** START OF Data for the task **
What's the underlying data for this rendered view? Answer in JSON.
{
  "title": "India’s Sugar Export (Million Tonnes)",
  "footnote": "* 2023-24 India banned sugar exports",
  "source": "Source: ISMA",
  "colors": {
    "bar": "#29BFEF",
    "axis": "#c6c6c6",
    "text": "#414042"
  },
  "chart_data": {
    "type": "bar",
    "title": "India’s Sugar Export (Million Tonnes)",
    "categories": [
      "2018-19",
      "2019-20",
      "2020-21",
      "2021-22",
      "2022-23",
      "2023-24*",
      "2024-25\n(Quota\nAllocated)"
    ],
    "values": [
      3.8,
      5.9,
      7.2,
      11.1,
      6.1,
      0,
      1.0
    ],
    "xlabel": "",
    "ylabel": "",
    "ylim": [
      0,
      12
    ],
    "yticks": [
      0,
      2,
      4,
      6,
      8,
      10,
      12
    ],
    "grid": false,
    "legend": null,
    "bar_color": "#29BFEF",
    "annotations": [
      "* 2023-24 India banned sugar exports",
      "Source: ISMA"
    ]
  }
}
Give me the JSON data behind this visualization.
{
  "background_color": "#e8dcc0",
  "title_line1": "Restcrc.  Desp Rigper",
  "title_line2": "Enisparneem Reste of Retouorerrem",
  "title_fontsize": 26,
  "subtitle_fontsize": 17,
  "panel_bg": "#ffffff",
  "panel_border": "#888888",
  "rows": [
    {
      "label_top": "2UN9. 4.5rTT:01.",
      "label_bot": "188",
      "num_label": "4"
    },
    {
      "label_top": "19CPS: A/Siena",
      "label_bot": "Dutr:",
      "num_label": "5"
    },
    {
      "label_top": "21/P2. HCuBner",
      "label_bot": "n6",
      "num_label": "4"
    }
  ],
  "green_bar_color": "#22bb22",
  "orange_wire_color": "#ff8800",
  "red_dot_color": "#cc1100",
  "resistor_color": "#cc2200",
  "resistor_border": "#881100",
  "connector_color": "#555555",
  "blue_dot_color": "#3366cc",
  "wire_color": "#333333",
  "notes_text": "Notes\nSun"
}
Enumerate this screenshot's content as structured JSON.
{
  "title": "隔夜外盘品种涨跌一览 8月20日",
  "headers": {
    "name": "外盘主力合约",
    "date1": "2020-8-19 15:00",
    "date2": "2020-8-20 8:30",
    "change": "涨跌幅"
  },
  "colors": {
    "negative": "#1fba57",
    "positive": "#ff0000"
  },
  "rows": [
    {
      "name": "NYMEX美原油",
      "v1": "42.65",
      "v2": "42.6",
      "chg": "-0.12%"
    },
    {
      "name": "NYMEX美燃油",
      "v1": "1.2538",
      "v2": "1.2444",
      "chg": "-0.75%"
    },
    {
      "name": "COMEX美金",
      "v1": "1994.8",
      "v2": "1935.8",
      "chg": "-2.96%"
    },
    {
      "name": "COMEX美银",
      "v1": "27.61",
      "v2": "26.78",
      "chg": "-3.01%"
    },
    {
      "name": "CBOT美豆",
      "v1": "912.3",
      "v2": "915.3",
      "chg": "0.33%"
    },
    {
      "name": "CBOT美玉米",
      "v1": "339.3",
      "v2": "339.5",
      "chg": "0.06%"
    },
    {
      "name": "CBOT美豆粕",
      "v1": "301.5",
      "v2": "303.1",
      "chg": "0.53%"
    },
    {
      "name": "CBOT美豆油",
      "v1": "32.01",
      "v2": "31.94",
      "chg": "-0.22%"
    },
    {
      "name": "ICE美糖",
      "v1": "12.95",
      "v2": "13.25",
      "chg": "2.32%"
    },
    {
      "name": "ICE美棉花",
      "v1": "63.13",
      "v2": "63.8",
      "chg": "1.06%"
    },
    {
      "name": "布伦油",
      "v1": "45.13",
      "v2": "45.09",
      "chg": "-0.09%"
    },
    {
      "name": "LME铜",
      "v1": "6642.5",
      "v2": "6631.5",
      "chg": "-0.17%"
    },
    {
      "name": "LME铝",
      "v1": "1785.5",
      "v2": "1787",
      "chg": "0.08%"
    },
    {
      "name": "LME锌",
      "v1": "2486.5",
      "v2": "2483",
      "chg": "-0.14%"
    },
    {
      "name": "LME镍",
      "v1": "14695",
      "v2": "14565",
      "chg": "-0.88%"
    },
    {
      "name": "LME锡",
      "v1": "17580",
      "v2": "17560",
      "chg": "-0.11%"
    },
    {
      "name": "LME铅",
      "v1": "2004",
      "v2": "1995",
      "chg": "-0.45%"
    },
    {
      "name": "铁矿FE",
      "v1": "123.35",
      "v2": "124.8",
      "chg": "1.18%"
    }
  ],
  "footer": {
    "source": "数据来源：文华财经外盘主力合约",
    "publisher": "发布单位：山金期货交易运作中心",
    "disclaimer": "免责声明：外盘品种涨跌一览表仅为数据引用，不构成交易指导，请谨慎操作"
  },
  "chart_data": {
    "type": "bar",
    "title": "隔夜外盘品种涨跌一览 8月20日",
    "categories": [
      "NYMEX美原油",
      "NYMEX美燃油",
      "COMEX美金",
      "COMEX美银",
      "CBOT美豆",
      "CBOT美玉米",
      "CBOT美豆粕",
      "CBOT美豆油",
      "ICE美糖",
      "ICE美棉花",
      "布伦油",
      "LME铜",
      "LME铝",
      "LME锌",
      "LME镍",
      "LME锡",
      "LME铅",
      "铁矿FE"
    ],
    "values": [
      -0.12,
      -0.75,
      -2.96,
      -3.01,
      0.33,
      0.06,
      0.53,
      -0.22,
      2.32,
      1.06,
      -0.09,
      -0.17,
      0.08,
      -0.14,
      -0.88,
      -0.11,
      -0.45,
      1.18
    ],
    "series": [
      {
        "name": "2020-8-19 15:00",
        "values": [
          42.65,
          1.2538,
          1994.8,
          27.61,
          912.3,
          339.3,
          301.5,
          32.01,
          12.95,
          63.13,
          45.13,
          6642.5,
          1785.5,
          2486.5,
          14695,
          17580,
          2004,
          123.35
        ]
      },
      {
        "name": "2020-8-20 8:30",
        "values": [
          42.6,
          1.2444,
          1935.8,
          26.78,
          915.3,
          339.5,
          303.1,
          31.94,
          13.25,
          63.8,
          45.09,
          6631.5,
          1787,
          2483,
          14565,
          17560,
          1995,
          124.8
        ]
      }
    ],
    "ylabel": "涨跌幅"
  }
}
** END OF Data for the task **
Exercise prompt
Using the records given above, list every line that includes the word "JSON".

Expected output
What's the underlying data for this rendered view? Answer in JSON.
Give me the JSON data behind this visualization.
Enumerate this screenshot's content as structured JSON.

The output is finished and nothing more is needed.